__Request__. In your copy, leave out the pictures; write out all the data exactly.

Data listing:
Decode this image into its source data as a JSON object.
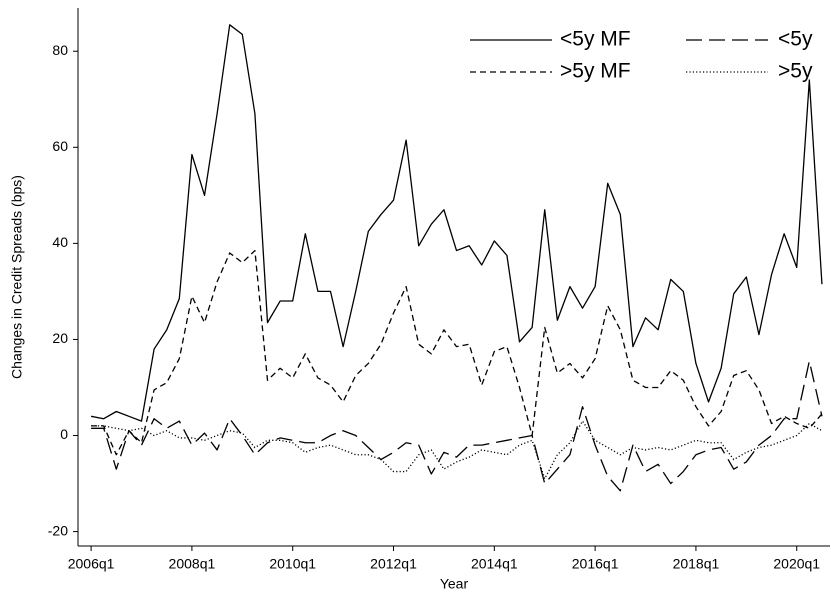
{
  "chart_data": {
    "type": "line",
    "x_label": "Year",
    "y_label": "Changes in Credit Spreads (bps)",
    "x": [
      2006,
      2006.25,
      2006.5,
      2006.75,
      2007,
      2007.25,
      2007.5,
      2007.75,
      2008,
      2008.25,
      2008.5,
      2008.75,
      2009,
      2009.25,
      2009.5,
      2009.75,
      2010,
      2010.25,
      2010.5,
      2010.75,
      2011,
      2011.25,
      2011.5,
      2011.75,
      2012,
      2012.25,
      2012.5,
      2012.75,
      2013,
      2013.25,
      2013.5,
      2013.75,
      2014,
      2014.25,
      2014.5,
      2014.75,
      2015,
      2015.25,
      2015.5,
      2015.75,
      2016,
      2016.25,
      2016.5,
      2016.75,
      2017,
      2017.25,
      2017.5,
      2017.75,
      2018,
      2018.25,
      2018.5,
      2018.75,
      2019,
      2019.25,
      2019.5,
      2019.75,
      2020,
      2020.25,
      2020.5
    ],
    "series": [
      {
        "name": "<5y MF",
        "color": "#000000",
        "style": "solid",
        "values": [
          4,
          3.5,
          5,
          4,
          3,
          18,
          22,
          28.5,
          58.5,
          50,
          67,
          85.5,
          83.5,
          67,
          23.5,
          28,
          28,
          42,
          30,
          30,
          18.5,
          30,
          42.5,
          46,
          49,
          61.5,
          39.5,
          44,
          47,
          38.5,
          39.5,
          35.5,
          40.5,
          37.5,
          19.5,
          22.5,
          47,
          24,
          31,
          26.5,
          31,
          52.5,
          46,
          18.5,
          24.5,
          22,
          32.5,
          30,
          15,
          7,
          14,
          29.5,
          33,
          21,
          33.5,
          42,
          35,
          74,
          31.5
        ]
      },
      {
        "name": "<5y",
        "color": "#000000",
        "style": "longdash",
        "values": [
          1.5,
          1.5,
          -7,
          1,
          -2,
          3.5,
          1.5,
          3,
          -2,
          0.5,
          -3,
          3.5,
          0,
          -4,
          -1.5,
          -0.5,
          -1,
          -1.5,
          -1.5,
          0,
          1,
          0,
          -2.5,
          -5,
          -3.5,
          -1.5,
          -2,
          -8,
          -3.5,
          -4.5,
          -2,
          -2,
          -1.5,
          -1,
          -0.5,
          0,
          -10,
          -7,
          -4,
          6,
          -2,
          -8.5,
          -11.5,
          -2,
          -7.5,
          -6,
          -10,
          -7.5,
          -4,
          -3,
          -2.5,
          -7,
          -5.5,
          -2,
          0,
          3.5,
          3.5,
          15.5,
          4
        ]
      },
      {
        "name": ">5y MF",
        "color": "#000000",
        "style": "dash",
        "values": [
          2,
          2,
          -4,
          1,
          -1.5,
          9.5,
          11,
          16,
          29,
          23.5,
          32,
          38,
          36,
          38.5,
          11.5,
          14,
          12,
          17,
          12,
          10.5,
          7,
          12.5,
          15,
          19,
          25.5,
          31,
          19,
          17,
          22,
          18.5,
          19,
          10.5,
          17.5,
          18.5,
          10,
          0,
          22.5,
          13,
          15,
          12,
          16,
          27,
          22,
          11.5,
          10,
          10,
          13.5,
          11.5,
          6,
          2,
          5,
          12.5,
          13.5,
          9.5,
          2.5,
          4,
          2.5,
          1.5,
          4.5
        ]
      },
      {
        "name": ">5y",
        "color": "#000000",
        "style": "dot",
        "values": [
          2,
          2,
          1.5,
          1,
          1.5,
          0,
          1,
          -0.5,
          -0.5,
          -1,
          0,
          1,
          0.5,
          -2.5,
          -1,
          -1,
          -1.5,
          -3.5,
          -2.5,
          -2,
          -3,
          -4,
          -4,
          -5,
          -7.5,
          -7.5,
          -4,
          -3,
          -7,
          -5.5,
          -4.5,
          -3,
          -3.5,
          -4,
          -2,
          -1,
          -9,
          -4,
          -1.5,
          3,
          -1,
          -2.5,
          -4,
          -2.5,
          -3,
          -2.5,
          -3,
          -2,
          -1,
          -1.5,
          -1.5,
          -5,
          -3.5,
          -2.5,
          -2,
          -1,
          0,
          2.5,
          1
        ]
      }
    ],
    "xlim": [
      2005.74,
      2020.66
    ],
    "xticks": [
      {
        "value": 2006,
        "label": "2006q1"
      },
      {
        "value": 2008,
        "label": "2008q1"
      },
      {
        "value": 2010,
        "label": "2010q1"
      },
      {
        "value": 2012,
        "label": "2012q1"
      },
      {
        "value": 2014,
        "label": "2014q1"
      },
      {
        "value": 2016,
        "label": "2016q1"
      },
      {
        "value": 2018,
        "label": "2018q1"
      },
      {
        "value": 2020,
        "label": "2020q1"
      }
    ],
    "ylim": [
      -23,
      89
    ],
    "yticks": [
      -20,
      0,
      20,
      40,
      60,
      80
    ],
    "grid": false,
    "legend": "top-right"
  }
}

__Exercise solution__.
Decode this image into its source data as a JSON object.
{
  "chart_data": {
    "type": "line",
    "x_label": "Year",
    "y_label": "Changes in Credit Spreads (bps)",
    "x": [
      2006,
      2006.25,
      2006.5,
      2006.75,
      2007,
      2007.25,
      2007.5,
      2007.75,
      2008,
      2008.25,
      2008.5,
      2008.75,
      2009,
      2009.25,
      2009.5,
      2009.75,
      2010,
      2010.25,
      2010.5,
      2010.75,
      2011,
      2011.25,
      2011.5,
      2011.75,
      2012,
      2012.25,
      2012.5,
      2012.75,
      2013,
      2013.25,
      2013.5,
      2013.75,
      2014,
      2014.25,
      2014.5,
      2014.75,
      2015,
      2015.25,
      2015.5,
      2015.75,
      2016,
      2016.25,
      2016.5,
      2016.75,
      2017,
      2017.25,
      2017.5,
      2017.75,
      2018,
      2018.25,
      2018.5,
      2018.75,
      2019,
      2019.25,
      2019.5,
      2019.75,
      2020,
      2020.25,
      2020.5
    ],
    "series": [
      {
        "name": "<5y MF",
        "color": "#000000",
        "style": "solid",
        "values": [
          4,
          3.5,
          5,
          4,
          3,
          18,
          22,
          28.5,
          58.5,
          50,
          67,
          85.5,
          83.5,
          67,
          23.5,
          28,
          28,
          42,
          30,
          30,
          18.5,
          30,
          42.5,
          46,
          49,
          61.5,
          39.5,
          44,
          47,
          38.5,
          39.5,
          35.5,
          40.5,
          37.5,
          19.5,
          22.5,
          47,
          24,
          31,
          26.5,
          31,
          52.5,
          46,
          18.5,
          24.5,
          22,
          32.5,
          30,
          15,
          7,
          14,
          29.5,
          33,
          21,
          33.5,
          42,
          35,
          74,
          31.5
        ]
      },
      {
        "name": "<5y",
        "color": "#000000",
        "style": "longdash",
        "values": [
          1.5,
          1.5,
          -7,
          1,
          -2,
          3.5,
          1.5,
          3,
          -2,
          0.5,
          -3,
          3.5,
          0,
          -4,
          -1.5,
          -0.5,
          -1,
          -1.5,
          -1.5,
          0,
          1,
          0,
          -2.5,
          -5,
          -3.5,
          -1.5,
          -2,
          -8,
          -3.5,
          -4.5,
          -2,
          -2,
          -1.5,
          -1,
          -0.5,
          0,
          -10,
          -7,
          -4,
          6,
          -2,
          -8.5,
          -11.5,
          -2,
          -7.5,
          -6,
          -10,
          -7.5,
          -4,
          -3,
          -2.5,
          -7,
          -5.5,
          -2,
          0,
          3.5,
          3.5,
          15.5,
          4
        ]
      },
      {
        "name": ">5y MF",
        "color": "#000000",
        "style": "dash",
        "values": [
          2,
          2,
          -4,
          1,
          -1.5,
          9.5,
          11,
          16,
          29,
          23.5,
          32,
          38,
          36,
          38.5,
          11.5,
          14,
          12,
          17,
          12,
          10.5,
          7,
          12.5,
          15,
          19,
          25.5,
          31,
          19,
          17,
          22,
          18.5,
          19,
          10.5,
          17.5,
          18.5,
          10,
          0,
          22.5,
          13,
          15,
          12,
          16,
          27,
          22,
          11.5,
          10,
          10,
          13.5,
          11.5,
          6,
          2,
          5,
          12.5,
          13.5,
          9.5,
          2.5,
          4,
          2.5,
          1.5,
          4.5
        ]
      },
      {
        "name": ">5y",
        "color": "#000000",
        "style": "dot",
        "values": [
          2,
          2,
          1.5,
          1,
          1.5,
          0,
          1,
          -0.5,
          -0.5,
          -1,
          0,
          1,
          0.5,
          -2.5,
          -1,
          -1,
          -1.5,
          -3.5,
          -2.5,
          -2,
          -3,
          -4,
          -4,
          -5,
          -7.5,
          -7.5,
          -4,
          -3,
          -7,
          -5.5,
          -4.5,
          -3,
          -3.5,
          -4,
          -2,
          -1,
          -9,
          -4,
          -1.5,
          3,
          -1,
          -2.5,
          -4,
          -2.5,
          -3,
          -2.5,
          -3,
          -2,
          -1,
          -1.5,
          -1.5,
          -5,
          -3.5,
          -2.5,
          -2,
          -1,
          0,
          2.5,
          1
        ]
      }
    ],
    "xlim": [
      2005.74,
      2020.66
    ],
    "xticks": [
      {
        "value": 2006,
        "label": "2006q1"
      },
      {
        "value": 2008,
        "label": "2008q1"
      },
      {
        "value": 2010,
        "label": "2010q1"
      },
      {
        "value": 2012,
        "label": "2012q1"
      },
      {
        "value": 2014,
        "label": "2014q1"
      },
      {
        "value": 2016,
        "label": "2016q1"
      },
      {
        "value": 2018,
        "label": "2018q1"
      },
      {
        "value": 2020,
        "label": "2020q1"
      }
    ],
    "ylim": [
      -23,
      89
    ],
    "yticks": [
      -20,
      0,
      20,
      40,
      60,
      80
    ],
    "grid": false,
    "legend": "top-right"
  }
}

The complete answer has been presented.